Apoloniusz Tajner jest jedną z najfajniejszych osób, jakie spotkałam w życiu. Ośmielę się powiedzieć, że jest najfajniejszą osobą, z jaką miałam przyjemność w skokach narciarskich. Wykazuje się świetnym podejściem do młodych ludzi, co ma ogromne znaczenie w przypadku trenerstwa. Jest otwarty, serdeczny i bardzo naturalny. Ani przez moment nie dawał mi odczuć, że jestem natrętem - przeciwnie: był zdumiony moim entuzjazmem dla skoków, wiedzą i samym zainteresowaniem. Zabierał mnie ze sobą wszędzie, gdzie chciałam iść, choć nie musiałam. Bo dla mnie było to ogromne przeżycie: być wewnątrz i po raz pierwszy patrzeć na wszystko od środka. Nie mogłam nie skorzystać, a wręcz chciałam we wszystkim uczestniczyć.

Najpierw (środa rano, tak mi się wydaje, choć głowy nie dam, bo mógł to być też czwartek) odbyło się mierzenie kombinezonów i zawodników - przynajmniej tych, którzy od poprzedniego sezonu zmienili gabaryty albo w ogóle startowali po raz pierwszy w PŚ. My na przykład mierzyliśmy Tomka Pochwałę, a Niemcy - Stephana Hocke. Wszystkich pomiarów dokonywał osobiście Walter Hofer albo przynajmniej pilnie nadzorował swoim bystrym okiem. W każdym razie wówczas po raz pierwszy spotkałam na żywo dwie bardzo ważne w skokach osoby: Reinharda Hessa, ówczesnego trenera ekipy niemieckiej, oraz Waltera Hofera właśnie. Możecie sobie wyobrazić, że była to dla mnie podniosła chwila. Zwłaszcza że obaj okazali się bardzo porządnymi facetami. Trener Hess podszedł do każdego z nas (czyli trenera Tajnera, mnie, Tomka P. oraz jeszcze jednego pana, który był bodaj jednym z sędziów) i uścisnął nam ręce, witając się jak równy z równym. Byłam pod wrażeniem - ale z drugiej strony zawsze myślałam o Hessie w samych tylko superlatywach. Jeszcze lepsze wrażenie zrobił na mnie Walter Hofer, dla którego superlatywy miałam nawet większe od Hessowych. Wyobraźcie sobie: wchodzę nieśmiało do pokoiczku, wymiary może 6x6 m, gdzie odbywają się pomiary. Staję pod ścianą, by nikomu nie przeszkadzać, i patrzę na Waltera H., który w eleganckim czarnym ubranku działa, ale który z drugiego końca sali wita mnie skinieniem głowy i uśmiechem. I oto kiedy Walter na chwilę przestaje działać, podchodzi do mnie, wyciąga rękę i wita się. Przyznajcie: nie bylibyście pod wrażeniem? To było taaaaaakie miłe. Nawiązała się między nami nawet krótka rozmowa, kim jestem, co tutaj robię (Clio popisała się znajomością języka, nie mogąc sobie przypomnieć, jak jest "Polka" po niemiecku), a na koniec chyba nawet przeprosił, że musi wracać do swoich obowiązków.

-------------------------

### [Zadanie 1]
Wypisz wszystkie osoby, które w tekście o skokach narciarskich występują z imienia i nazwiska.
### [Zadanie 2]
Pisz dalej tekst o skokach narciarskich, zaczynając zaraz po jego ostatnim zdaniu.

(Zapisy źródłowe)
-------------------------

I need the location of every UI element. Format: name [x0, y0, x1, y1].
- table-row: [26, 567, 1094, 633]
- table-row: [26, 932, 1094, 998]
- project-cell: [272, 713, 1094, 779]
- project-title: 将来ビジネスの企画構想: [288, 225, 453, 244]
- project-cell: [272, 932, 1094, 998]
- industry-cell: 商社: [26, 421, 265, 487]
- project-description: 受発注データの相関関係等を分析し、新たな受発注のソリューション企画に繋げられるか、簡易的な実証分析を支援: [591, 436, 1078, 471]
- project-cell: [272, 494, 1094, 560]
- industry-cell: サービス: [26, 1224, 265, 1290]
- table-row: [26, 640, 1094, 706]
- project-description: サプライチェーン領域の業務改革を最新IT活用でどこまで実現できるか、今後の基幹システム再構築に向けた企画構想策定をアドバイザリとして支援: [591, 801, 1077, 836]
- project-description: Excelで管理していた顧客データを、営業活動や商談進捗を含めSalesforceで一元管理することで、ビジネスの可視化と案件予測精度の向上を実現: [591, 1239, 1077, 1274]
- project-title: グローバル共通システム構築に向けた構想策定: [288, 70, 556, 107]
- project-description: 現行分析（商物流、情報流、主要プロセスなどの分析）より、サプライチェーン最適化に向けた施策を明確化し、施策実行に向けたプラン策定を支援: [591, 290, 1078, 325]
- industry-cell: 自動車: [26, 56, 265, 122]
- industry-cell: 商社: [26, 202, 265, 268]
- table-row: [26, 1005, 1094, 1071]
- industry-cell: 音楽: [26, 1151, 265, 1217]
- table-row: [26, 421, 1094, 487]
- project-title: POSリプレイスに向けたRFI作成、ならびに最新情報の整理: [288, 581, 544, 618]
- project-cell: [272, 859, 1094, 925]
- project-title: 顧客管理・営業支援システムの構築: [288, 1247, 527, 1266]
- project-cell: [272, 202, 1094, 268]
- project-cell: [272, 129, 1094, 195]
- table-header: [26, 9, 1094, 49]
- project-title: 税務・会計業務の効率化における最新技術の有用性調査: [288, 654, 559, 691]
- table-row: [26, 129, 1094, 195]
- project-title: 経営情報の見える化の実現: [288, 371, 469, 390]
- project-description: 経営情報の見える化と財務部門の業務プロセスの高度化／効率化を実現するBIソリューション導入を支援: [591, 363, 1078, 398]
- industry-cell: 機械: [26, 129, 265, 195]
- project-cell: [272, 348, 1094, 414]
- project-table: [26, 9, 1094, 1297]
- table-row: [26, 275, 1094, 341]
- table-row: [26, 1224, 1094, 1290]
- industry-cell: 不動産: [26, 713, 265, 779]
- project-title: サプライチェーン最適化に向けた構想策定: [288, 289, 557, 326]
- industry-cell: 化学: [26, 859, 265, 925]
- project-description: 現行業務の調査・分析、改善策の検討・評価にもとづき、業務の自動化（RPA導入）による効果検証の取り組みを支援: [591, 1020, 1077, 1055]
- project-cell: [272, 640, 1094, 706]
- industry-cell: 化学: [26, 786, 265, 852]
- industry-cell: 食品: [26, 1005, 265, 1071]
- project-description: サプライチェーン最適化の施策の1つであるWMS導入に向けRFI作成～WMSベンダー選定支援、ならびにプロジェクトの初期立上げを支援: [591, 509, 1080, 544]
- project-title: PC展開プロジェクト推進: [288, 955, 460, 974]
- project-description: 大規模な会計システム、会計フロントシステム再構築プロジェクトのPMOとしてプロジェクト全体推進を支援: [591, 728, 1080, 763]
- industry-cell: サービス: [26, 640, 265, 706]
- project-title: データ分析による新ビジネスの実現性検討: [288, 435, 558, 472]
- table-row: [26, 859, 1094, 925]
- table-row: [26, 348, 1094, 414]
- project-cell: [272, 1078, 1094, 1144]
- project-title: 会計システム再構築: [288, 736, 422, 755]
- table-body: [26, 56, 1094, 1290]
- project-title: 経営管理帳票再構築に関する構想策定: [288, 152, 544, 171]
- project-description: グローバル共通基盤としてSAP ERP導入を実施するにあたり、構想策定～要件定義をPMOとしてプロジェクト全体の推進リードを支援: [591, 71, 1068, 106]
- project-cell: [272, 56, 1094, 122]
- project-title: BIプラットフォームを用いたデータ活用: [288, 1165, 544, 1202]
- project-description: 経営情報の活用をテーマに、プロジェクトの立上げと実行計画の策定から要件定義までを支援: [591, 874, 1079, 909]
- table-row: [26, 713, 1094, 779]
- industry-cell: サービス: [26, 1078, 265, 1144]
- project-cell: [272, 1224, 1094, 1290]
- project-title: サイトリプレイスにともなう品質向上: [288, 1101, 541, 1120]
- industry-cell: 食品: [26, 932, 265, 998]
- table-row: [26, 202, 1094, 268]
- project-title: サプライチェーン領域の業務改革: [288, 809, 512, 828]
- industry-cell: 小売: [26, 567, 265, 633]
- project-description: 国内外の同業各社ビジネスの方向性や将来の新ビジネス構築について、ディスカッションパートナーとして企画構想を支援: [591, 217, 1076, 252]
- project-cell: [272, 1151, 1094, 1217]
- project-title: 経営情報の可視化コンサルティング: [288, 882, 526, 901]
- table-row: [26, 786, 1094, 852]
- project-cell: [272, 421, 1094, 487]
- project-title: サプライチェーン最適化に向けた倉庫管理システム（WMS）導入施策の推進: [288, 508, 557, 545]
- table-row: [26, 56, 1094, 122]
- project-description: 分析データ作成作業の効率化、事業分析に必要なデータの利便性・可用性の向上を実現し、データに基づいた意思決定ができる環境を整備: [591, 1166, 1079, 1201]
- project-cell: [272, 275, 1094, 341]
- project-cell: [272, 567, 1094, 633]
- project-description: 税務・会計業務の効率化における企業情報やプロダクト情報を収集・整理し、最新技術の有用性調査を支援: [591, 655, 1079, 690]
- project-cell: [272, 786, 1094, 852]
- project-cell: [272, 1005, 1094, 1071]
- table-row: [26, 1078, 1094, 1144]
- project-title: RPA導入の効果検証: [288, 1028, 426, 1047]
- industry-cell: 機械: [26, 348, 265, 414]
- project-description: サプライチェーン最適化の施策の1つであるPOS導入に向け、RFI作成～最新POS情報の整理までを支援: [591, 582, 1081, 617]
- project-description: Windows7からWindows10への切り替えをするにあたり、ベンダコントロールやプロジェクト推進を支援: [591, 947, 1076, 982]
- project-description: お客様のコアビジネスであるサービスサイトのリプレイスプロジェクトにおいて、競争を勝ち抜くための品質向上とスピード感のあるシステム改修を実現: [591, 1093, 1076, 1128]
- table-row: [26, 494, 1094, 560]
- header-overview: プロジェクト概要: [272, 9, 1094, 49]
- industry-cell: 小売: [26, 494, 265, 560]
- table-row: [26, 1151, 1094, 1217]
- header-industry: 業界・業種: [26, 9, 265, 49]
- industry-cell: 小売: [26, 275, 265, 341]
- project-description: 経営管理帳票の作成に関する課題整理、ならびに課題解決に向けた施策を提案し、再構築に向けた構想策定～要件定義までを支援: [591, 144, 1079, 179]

-------------------------

### [Odpowiedź 1]
Apoloniusz Tajner, Tomek Pochwała, Stephan Hocke, Walter Hofer, Reinhard Hess

### [Odpowiedź 2]
Dnia następnego odbyła się odprawa trenerska, która ma miejsce przed każdymi zawodami. Miałam farta, że ta była pierwszą w sezonie, skutkiem czego trwała dobrą godzinę, a nie trzy minuty, jak wszystkie późniejsze, o czym z rozczarowaniem przekonałam się choćby nazajutrz. Tym razem trzeba było omówić wszystkie nowe przepisy, poinformować o ewentualnych zmianach i generalnie zapowiedzieć sezon. Siedziałam sobie w ostatnim rzędzie, a wokół miałam wszystkich trenerów skoków narciarskich. Przede mną siedział sam Mika Kojonkoski. Normalnie MEGA.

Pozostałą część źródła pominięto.